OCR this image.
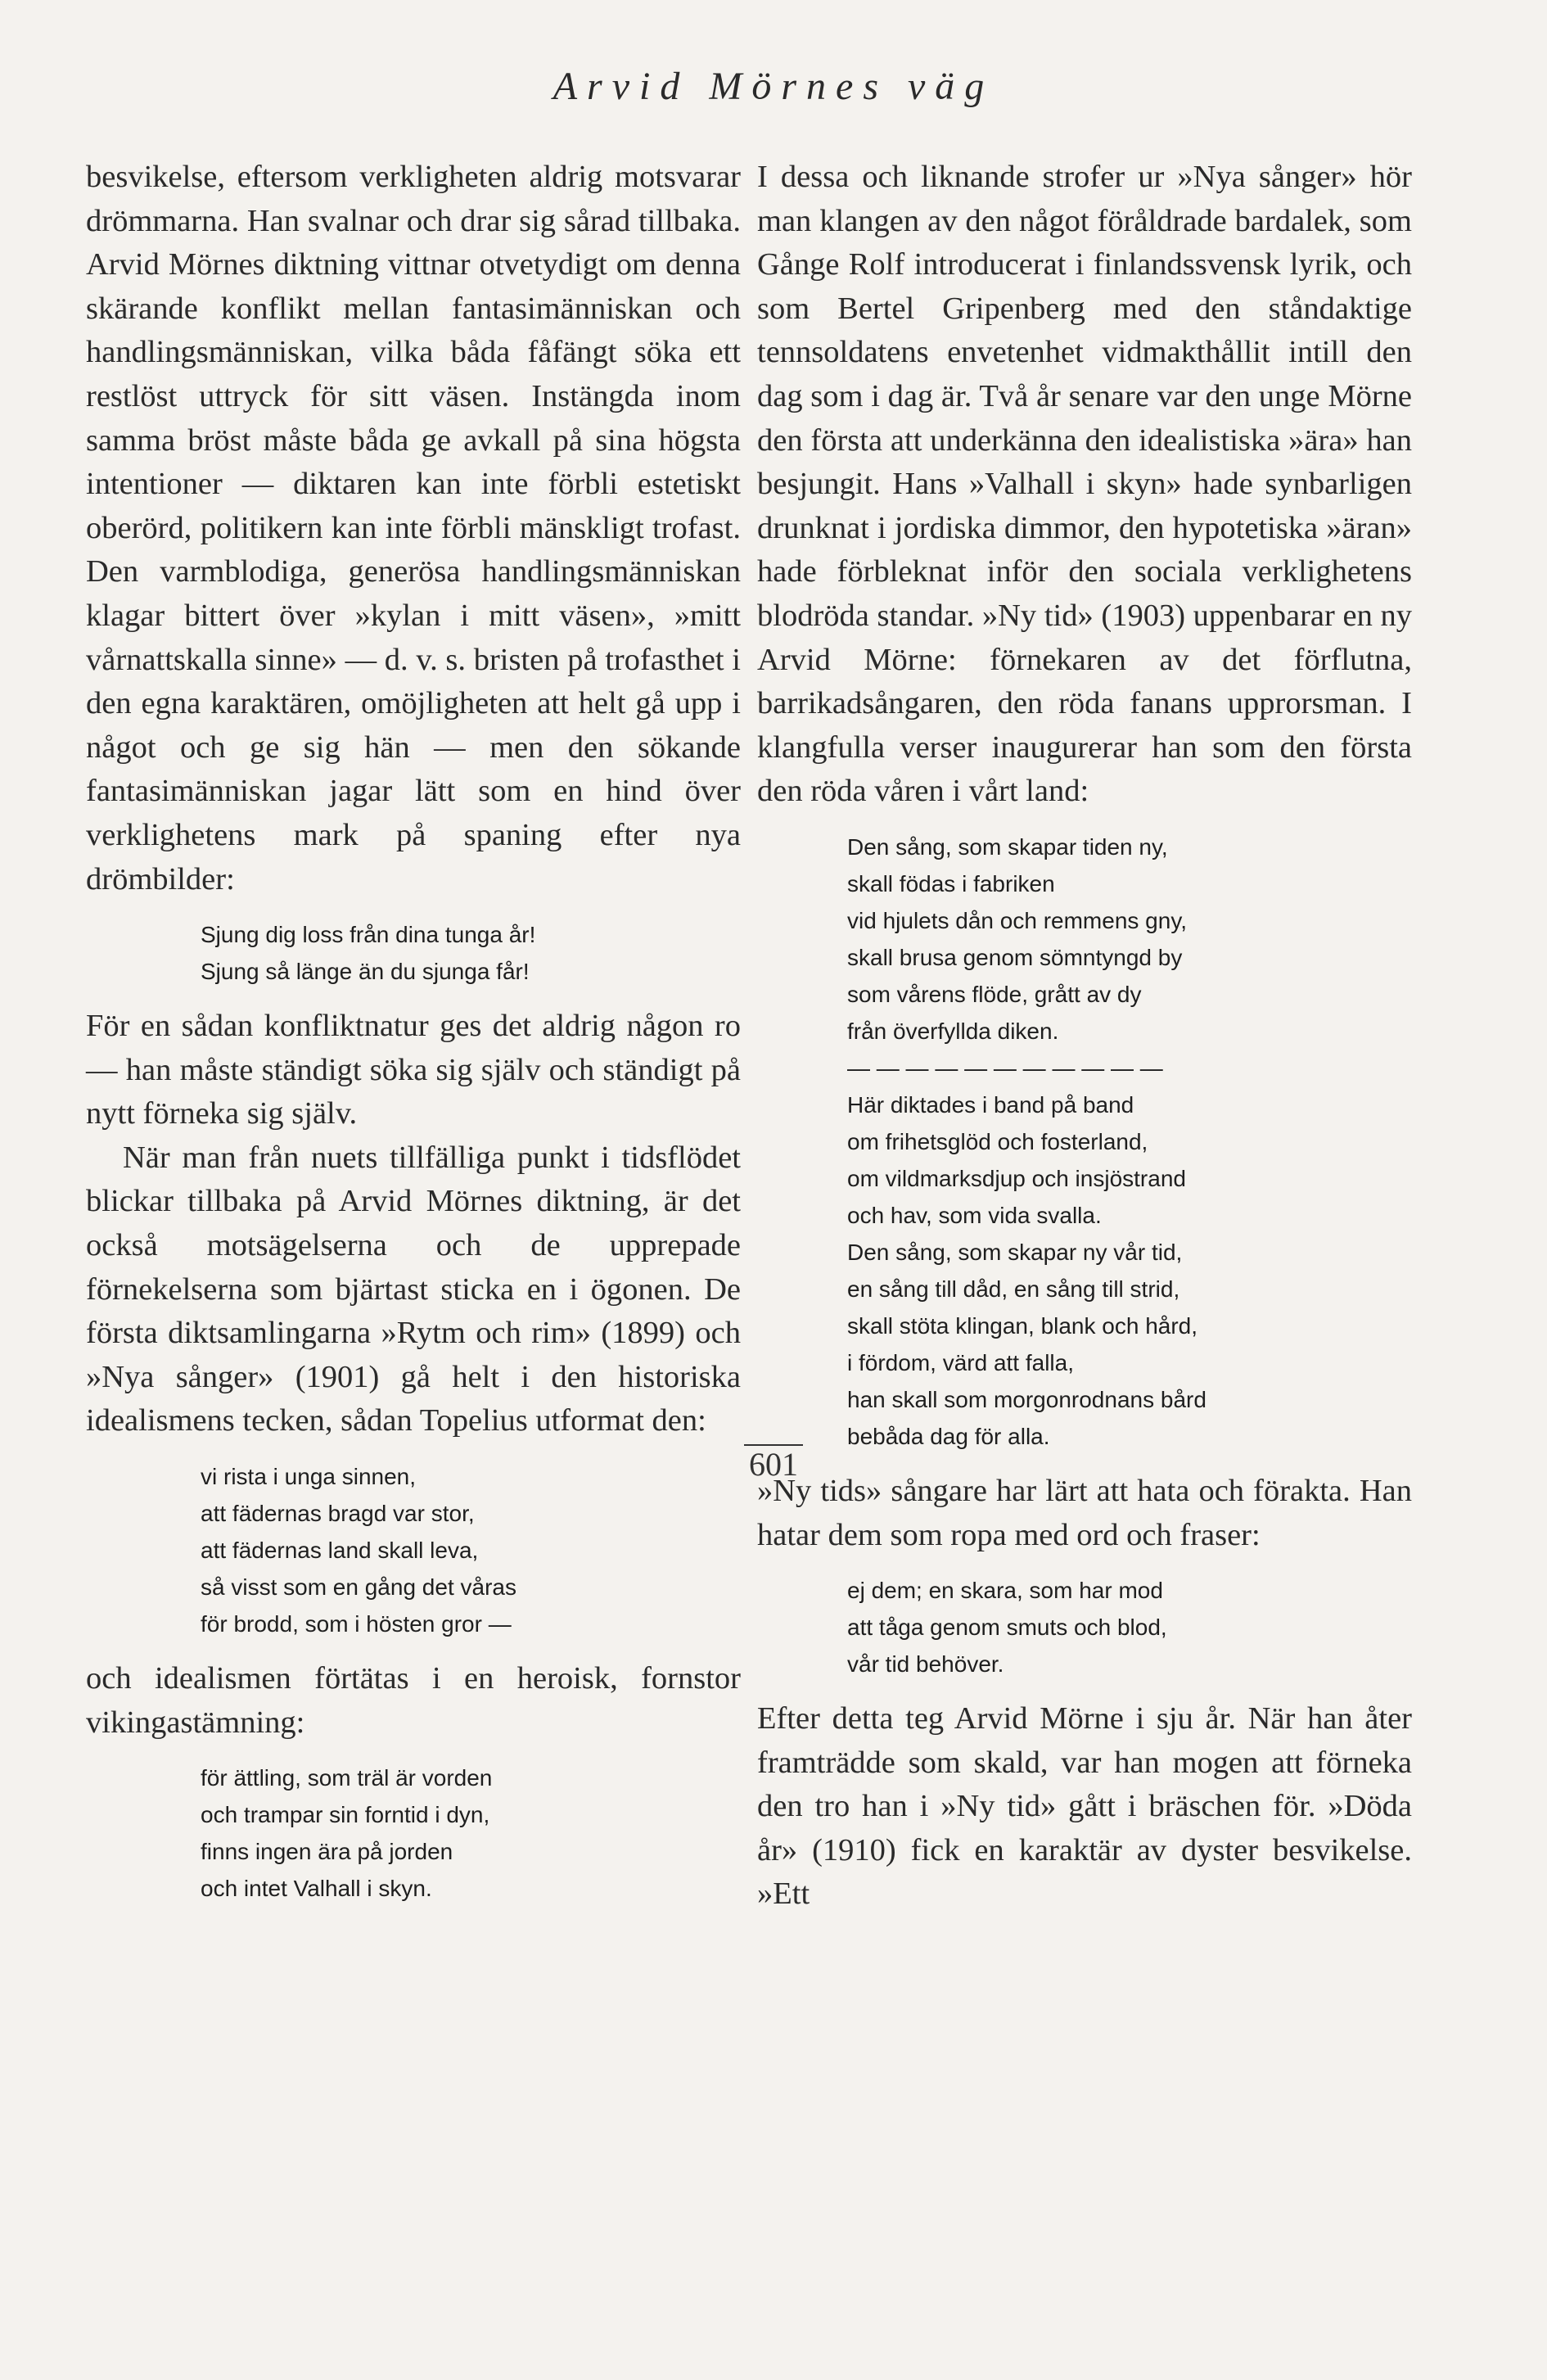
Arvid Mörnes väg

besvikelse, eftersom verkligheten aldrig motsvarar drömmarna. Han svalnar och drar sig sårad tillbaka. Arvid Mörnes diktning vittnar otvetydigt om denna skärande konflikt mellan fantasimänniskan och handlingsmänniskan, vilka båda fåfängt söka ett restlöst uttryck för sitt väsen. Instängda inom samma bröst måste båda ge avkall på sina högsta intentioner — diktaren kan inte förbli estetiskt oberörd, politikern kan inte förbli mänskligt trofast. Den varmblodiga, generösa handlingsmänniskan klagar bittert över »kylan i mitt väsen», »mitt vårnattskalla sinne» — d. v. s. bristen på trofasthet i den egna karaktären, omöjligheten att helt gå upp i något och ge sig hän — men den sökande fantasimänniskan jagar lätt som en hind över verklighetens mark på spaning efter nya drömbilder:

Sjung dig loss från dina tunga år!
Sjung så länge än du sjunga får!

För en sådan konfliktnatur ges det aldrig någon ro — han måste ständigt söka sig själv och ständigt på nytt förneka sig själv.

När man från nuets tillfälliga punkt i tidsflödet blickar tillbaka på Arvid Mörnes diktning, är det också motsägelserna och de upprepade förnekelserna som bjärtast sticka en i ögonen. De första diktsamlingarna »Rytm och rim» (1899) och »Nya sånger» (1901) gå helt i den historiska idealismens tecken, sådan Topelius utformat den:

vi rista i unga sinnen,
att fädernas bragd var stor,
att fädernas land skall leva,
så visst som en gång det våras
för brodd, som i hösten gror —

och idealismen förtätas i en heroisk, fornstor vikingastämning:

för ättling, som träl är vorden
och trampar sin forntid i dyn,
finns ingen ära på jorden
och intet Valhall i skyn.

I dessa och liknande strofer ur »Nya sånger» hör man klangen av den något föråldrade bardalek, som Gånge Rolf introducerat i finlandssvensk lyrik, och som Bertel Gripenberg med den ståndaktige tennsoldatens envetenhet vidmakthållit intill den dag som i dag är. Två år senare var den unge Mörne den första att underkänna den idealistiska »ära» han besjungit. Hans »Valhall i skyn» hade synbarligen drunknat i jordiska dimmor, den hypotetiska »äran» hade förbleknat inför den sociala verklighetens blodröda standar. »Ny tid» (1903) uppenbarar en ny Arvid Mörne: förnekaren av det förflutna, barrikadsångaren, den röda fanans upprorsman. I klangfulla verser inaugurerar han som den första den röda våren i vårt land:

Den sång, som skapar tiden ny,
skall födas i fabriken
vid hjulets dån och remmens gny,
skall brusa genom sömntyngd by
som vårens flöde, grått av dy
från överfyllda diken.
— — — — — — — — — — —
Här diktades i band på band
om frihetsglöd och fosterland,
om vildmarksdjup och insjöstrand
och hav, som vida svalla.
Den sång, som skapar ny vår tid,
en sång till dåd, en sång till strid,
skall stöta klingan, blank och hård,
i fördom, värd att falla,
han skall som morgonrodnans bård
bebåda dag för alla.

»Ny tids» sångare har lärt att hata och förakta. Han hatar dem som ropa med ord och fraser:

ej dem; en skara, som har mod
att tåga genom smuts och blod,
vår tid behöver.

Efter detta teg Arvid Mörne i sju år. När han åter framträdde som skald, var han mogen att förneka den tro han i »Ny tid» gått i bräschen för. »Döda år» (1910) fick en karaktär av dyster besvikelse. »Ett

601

....

* [TASK TO COMPLETE] Restate every line of the listing exactly. Pictures are not part of the copy.

* [SOLUTION TO THIS TASK]
OCR this image.
Arvid Mörnes väg

besvikelse, eftersom verkligheten aldrig motsvarar drömmarna. Han svalnar och drar sig sårad tillbaka. Arvid Mörnes diktning vittnar otvetydigt om denna skärande konflikt mellan fantasimänniskan och handlingsmänniskan, vilka båda fåfängt söka ett restlöst uttryck för sitt väsen. Instängda inom samma bröst måste båda ge avkall på sina högsta intentioner — diktaren kan inte förbli estetiskt oberörd, politikern kan inte förbli mänskligt trofast. Den varmblodiga, generösa handlingsmänniskan klagar bittert över »kylan i mitt väsen», »mitt vårnattskalla sinne» — d. v. s. bristen på trofasthet i den egna karaktären, omöjligheten att helt gå upp i något och ge sig hän — men den sökande fantasimänniskan jagar lätt som en hind över verklighetens mark på spaning efter nya drömbilder:

Sjung dig loss från dina tunga år!
Sjung så länge än du sjunga får!

För en sådan konfliktnatur ges det aldrig någon ro — han måste ständigt söka sig själv och ständigt på nytt förneka sig själv.

När man från nuets tillfälliga punkt i tidsflödet blickar tillbaka på Arvid Mörnes diktning, är det också motsägelserna och de upprepade förnekelserna som bjärtast sticka en i ögonen. De första diktsamlingarna »Rytm och rim» (1899) och »Nya sånger» (1901) gå helt i den historiska idealismens tecken, sådan Topelius utformat den:

vi rista i unga sinnen,
att fädernas bragd var stor,
att fädernas land skall leva,
så visst som en gång det våras
för brodd, som i hösten gror —

och idealismen förtätas i en heroisk, fornstor vikingastämning:

för ättling, som träl är vorden
och trampar sin forntid i dyn,
finns ingen ära på jorden
och intet Valhall i skyn.

I dessa och liknande strofer ur »Nya sånger» hör man klangen av den något föråldrade bardalek, som Gånge Rolf introducerat i finlandssvensk lyrik, och som Bertel Gripenberg med den ståndaktige tennsoldatens envetenhet vidmakthållit intill den dag som i dag är. Två år senare var den unge Mörne den första att underkänna den idealistiska »ära» han besjungit. Hans »Valhall i skyn» hade synbarligen drunknat i jordiska dimmor, den hypotetiska »äran» hade förbleknat inför den sociala verklighetens blodröda standar. »Ny tid» (1903) uppenbarar en ny Arvid Mörne: förnekaren av det förflutna, barrikadsångaren, den röda fanans upprorsman. I klangfulla verser inaugurerar han som den första den röda våren i vårt land:

Den sång, som skapar tiden ny,
skall födas i fabriken
vid hjulets dån och remmens gny,
skall brusa genom sömntyngd by
som vårens flöde, grått av dy
från överfyllda diken.
— — — — — — — — — — —
Här diktades i band på band
om frihetsglöd och fosterland,
om vildmarksdjup och insjöstrand
och hav, som vida svalla.
Den sång, som skapar ny vår tid,
en sång till dåd, en sång till strid,
skall stöta klingan, blank och hård,
i fördom, värd att falla,
han skall som morgonrodnans bård
bebåda dag för alla.

»Ny tids» sångare har lärt att hata och förakta. Han hatar dem som ropa med ord och fraser:

ej dem; en skara, som har mod
att tåga genom smuts och blod,
vår tid behöver.

Efter detta teg Arvid Mörne i sju år. När han åter framträdde som skald, var han mogen att förneka den tro han i »Ny tid» gått i bräschen för. »Döda år» (1910) fick en karaktär av dyster besvikelse. »Ett

601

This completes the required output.